**Directive**
Copy out all the lines exactly. Omit pictures.

**Material**
---

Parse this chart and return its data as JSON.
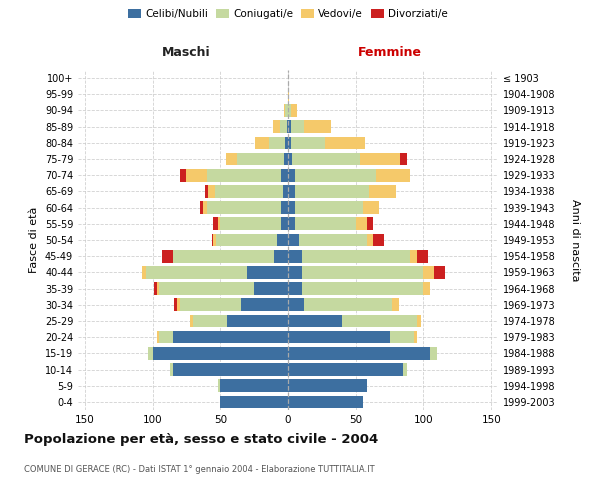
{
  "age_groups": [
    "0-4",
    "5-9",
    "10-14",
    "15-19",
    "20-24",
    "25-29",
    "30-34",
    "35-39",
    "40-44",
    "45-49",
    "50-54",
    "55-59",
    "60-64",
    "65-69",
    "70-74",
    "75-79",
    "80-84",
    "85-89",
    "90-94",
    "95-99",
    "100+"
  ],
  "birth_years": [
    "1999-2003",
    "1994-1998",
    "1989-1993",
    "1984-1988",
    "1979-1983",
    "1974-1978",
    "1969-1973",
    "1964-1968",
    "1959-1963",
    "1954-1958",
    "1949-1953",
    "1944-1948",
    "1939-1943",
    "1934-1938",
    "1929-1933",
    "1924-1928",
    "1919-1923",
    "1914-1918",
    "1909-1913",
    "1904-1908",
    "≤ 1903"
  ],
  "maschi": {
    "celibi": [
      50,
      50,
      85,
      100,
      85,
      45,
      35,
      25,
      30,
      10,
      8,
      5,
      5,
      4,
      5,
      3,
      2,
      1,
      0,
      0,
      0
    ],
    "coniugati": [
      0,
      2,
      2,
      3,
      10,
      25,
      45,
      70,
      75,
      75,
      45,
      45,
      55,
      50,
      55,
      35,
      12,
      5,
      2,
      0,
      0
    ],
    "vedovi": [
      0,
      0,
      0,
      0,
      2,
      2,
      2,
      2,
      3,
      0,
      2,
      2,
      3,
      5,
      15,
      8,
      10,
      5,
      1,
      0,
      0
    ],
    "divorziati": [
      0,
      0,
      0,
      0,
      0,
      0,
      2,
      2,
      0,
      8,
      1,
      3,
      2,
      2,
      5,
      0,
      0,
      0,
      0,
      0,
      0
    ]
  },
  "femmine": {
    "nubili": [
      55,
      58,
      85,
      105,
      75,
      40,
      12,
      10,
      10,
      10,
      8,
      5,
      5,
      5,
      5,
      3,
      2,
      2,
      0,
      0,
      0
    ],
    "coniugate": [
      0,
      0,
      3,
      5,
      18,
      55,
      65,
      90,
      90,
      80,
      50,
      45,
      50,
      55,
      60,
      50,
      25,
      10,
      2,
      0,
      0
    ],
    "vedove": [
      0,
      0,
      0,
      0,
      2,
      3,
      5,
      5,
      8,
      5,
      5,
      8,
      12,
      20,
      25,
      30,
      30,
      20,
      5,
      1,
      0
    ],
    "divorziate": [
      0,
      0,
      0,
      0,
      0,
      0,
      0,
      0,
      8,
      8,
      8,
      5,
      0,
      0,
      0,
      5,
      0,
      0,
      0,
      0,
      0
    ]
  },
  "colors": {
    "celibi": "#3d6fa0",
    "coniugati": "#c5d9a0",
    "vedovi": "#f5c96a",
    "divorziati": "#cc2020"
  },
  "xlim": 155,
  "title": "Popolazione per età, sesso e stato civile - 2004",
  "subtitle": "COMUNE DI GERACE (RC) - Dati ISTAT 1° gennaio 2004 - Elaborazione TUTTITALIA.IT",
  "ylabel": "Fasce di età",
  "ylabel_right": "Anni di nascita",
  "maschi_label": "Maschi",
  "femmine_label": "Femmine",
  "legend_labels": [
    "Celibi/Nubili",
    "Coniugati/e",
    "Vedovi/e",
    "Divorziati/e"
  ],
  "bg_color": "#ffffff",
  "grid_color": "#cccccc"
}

---

**Response to the exercise**
Parse this chart and return its data as JSON.
{
  "age_groups": [
    "0-4",
    "5-9",
    "10-14",
    "15-19",
    "20-24",
    "25-29",
    "30-34",
    "35-39",
    "40-44",
    "45-49",
    "50-54",
    "55-59",
    "60-64",
    "65-69",
    "70-74",
    "75-79",
    "80-84",
    "85-89",
    "90-94",
    "95-99",
    "100+"
  ],
  "birth_years": [
    "1999-2003",
    "1994-1998",
    "1989-1993",
    "1984-1988",
    "1979-1983",
    "1974-1978",
    "1969-1973",
    "1964-1968",
    "1959-1963",
    "1954-1958",
    "1949-1953",
    "1944-1948",
    "1939-1943",
    "1934-1938",
    "1929-1933",
    "1924-1928",
    "1919-1923",
    "1914-1918",
    "1909-1913",
    "1904-1908",
    "≤ 1903"
  ],
  "maschi": {
    "celibi": [
      50,
      50,
      85,
      100,
      85,
      45,
      35,
      25,
      30,
      10,
      8,
      5,
      5,
      4,
      5,
      3,
      2,
      1,
      0,
      0,
      0
    ],
    "coniugati": [
      0,
      2,
      2,
      3,
      10,
      25,
      45,
      70,
      75,
      75,
      45,
      45,
      55,
      50,
      55,
      35,
      12,
      5,
      2,
      0,
      0
    ],
    "vedovi": [
      0,
      0,
      0,
      0,
      2,
      2,
      2,
      2,
      3,
      0,
      2,
      2,
      3,
      5,
      15,
      8,
      10,
      5,
      1,
      0,
      0
    ],
    "divorziati": [
      0,
      0,
      0,
      0,
      0,
      0,
      2,
      2,
      0,
      8,
      1,
      3,
      2,
      2,
      5,
      0,
      0,
      0,
      0,
      0,
      0
    ]
  },
  "femmine": {
    "nubili": [
      55,
      58,
      85,
      105,
      75,
      40,
      12,
      10,
      10,
      10,
      8,
      5,
      5,
      5,
      5,
      3,
      2,
      2,
      0,
      0,
      0
    ],
    "coniugate": [
      0,
      0,
      3,
      5,
      18,
      55,
      65,
      90,
      90,
      80,
      50,
      45,
      50,
      55,
      60,
      50,
      25,
      10,
      2,
      0,
      0
    ],
    "vedove": [
      0,
      0,
      0,
      0,
      2,
      3,
      5,
      5,
      8,
      5,
      5,
      8,
      12,
      20,
      25,
      30,
      30,
      20,
      5,
      1,
      0
    ],
    "divorziate": [
      0,
      0,
      0,
      0,
      0,
      0,
      0,
      0,
      8,
      8,
      8,
      5,
      0,
      0,
      0,
      5,
      0,
      0,
      0,
      0,
      0
    ]
  },
  "colors": {
    "celibi": "#3d6fa0",
    "coniugati": "#c5d9a0",
    "vedovi": "#f5c96a",
    "divorziati": "#cc2020"
  },
  "xlim": 155,
  "title": "Popolazione per età, sesso e stato civile - 2004",
  "subtitle": "COMUNE DI GERACE (RC) - Dati ISTAT 1° gennaio 2004 - Elaborazione TUTTITALIA.IT",
  "ylabel": "Fasce di età",
  "ylabel_right": "Anni di nascita",
  "maschi_label": "Maschi",
  "femmine_label": "Femmine",
  "legend_labels": [
    "Celibi/Nubili",
    "Coniugati/e",
    "Vedovi/e",
    "Divorziati/e"
  ],
  "bg_color": "#ffffff",
  "grid_color": "#cccccc"
}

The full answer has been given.